== PROMPT ==
Set every record down verbatim and omit the pictures.

## Begin

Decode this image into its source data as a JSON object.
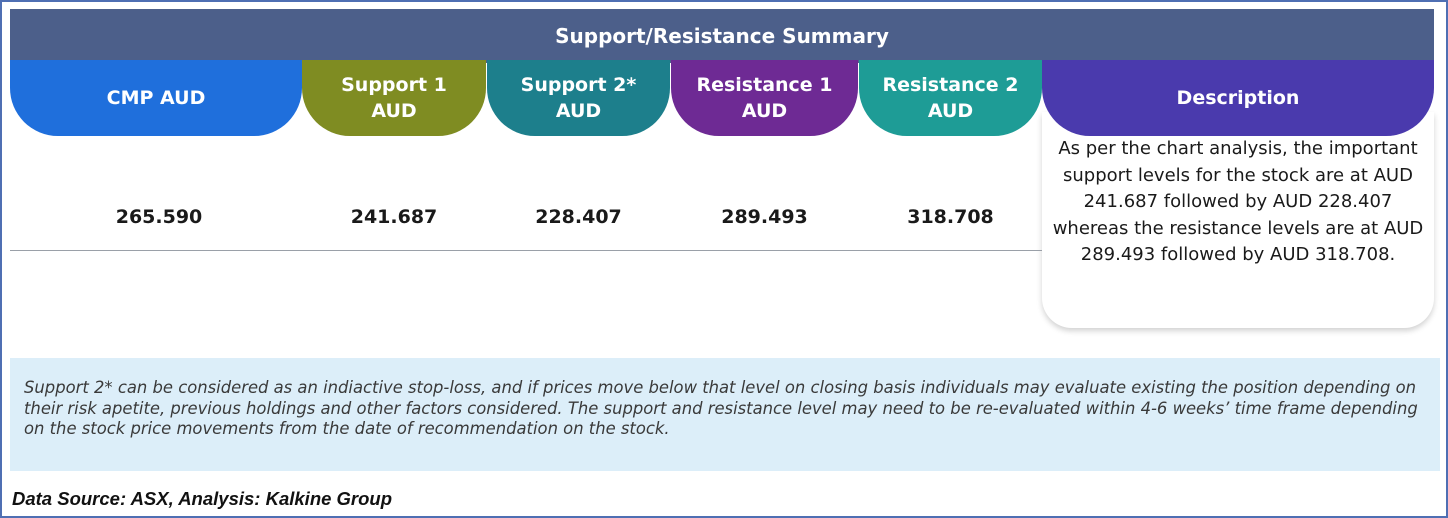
{
  "title": "Support/Resistance Summary",
  "colors": {
    "header": "#4c5f8a",
    "cmp": "#1f6fdc",
    "support1": "#7f8c22",
    "support2": "#1d7f8c",
    "resistance1": "#6e2a94",
    "resistance2": "#1e9c96",
    "description": "#4a3aad",
    "note_bg": "#dceef9"
  },
  "columns": [
    {
      "line1": "CMP AUD",
      "line2": "",
      "value": "265.590"
    },
    {
      "line1": "Support 1",
      "line2": "AUD",
      "value": "241.687"
    },
    {
      "line1": "Support 2*",
      "line2": "AUD",
      "value": "228.407"
    },
    {
      "line1": "Resistance 1",
      "line2": "AUD",
      "value": "289.493"
    },
    {
      "line1": "Resistance 2",
      "line2": "AUD",
      "value": "318.708"
    }
  ],
  "description": {
    "heading": "Description",
    "text": "As per the chart analysis, the important support levels for the stock are at AUD 241.687 followed by AUD 228.407 whereas the resistance levels are at AUD 289.493 followed by AUD 318.708."
  },
  "note": "Support 2* can be considered as an indiactive stop-loss, and if prices move below that level on closing basis individuals may evaluate existing the position depending on their risk apetite, previous holdings and other factors considered. The support and resistance level may need to be re-evaluated within 4-6 weeks’ time frame depending on the stock price movements from  the date of recommendation on the stock.",
  "footer": "Data Source: ASX, Analysis: Kalkine Group"
}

## End

== EXERCISE RESPONSE ==
Decode this image into its source data as a JSON object.
{
  "title": "Support/Resistance Summary",
  "colors": {
    "header": "#4c5f8a",
    "cmp": "#1f6fdc",
    "support1": "#7f8c22",
    "support2": "#1d7f8c",
    "resistance1": "#6e2a94",
    "resistance2": "#1e9c96",
    "description": "#4a3aad",
    "note_bg": "#dceef9"
  },
  "columns": [
    {
      "line1": "CMP AUD",
      "line2": "",
      "value": "265.590"
    },
    {
      "line1": "Support 1",
      "line2": "AUD",
      "value": "241.687"
    },
    {
      "line1": "Support 2*",
      "line2": "AUD",
      "value": "228.407"
    },
    {
      "line1": "Resistance 1",
      "line2": "AUD",
      "value": "289.493"
    },
    {
      "line1": "Resistance 2",
      "line2": "AUD",
      "value": "318.708"
    }
  ],
  "description": {
    "heading": "Description",
    "text": "As per the chart analysis, the important support levels for the stock are at AUD 241.687 followed by AUD 228.407 whereas the resistance levels are at AUD 289.493 followed by AUD 318.708."
  },
  "note": "Support 2* can be considered as an indiactive stop-loss, and if prices move below that level on closing basis individuals may evaluate existing the position depending on their risk apetite, previous holdings and other factors considered. The support and resistance level may need to be re-evaluated within 4-6 weeks’ time frame depending on the stock price movements from  the date of recommendation on the stock.",
  "footer": "Data Source: ASX, Analysis: Kalkine Group"
}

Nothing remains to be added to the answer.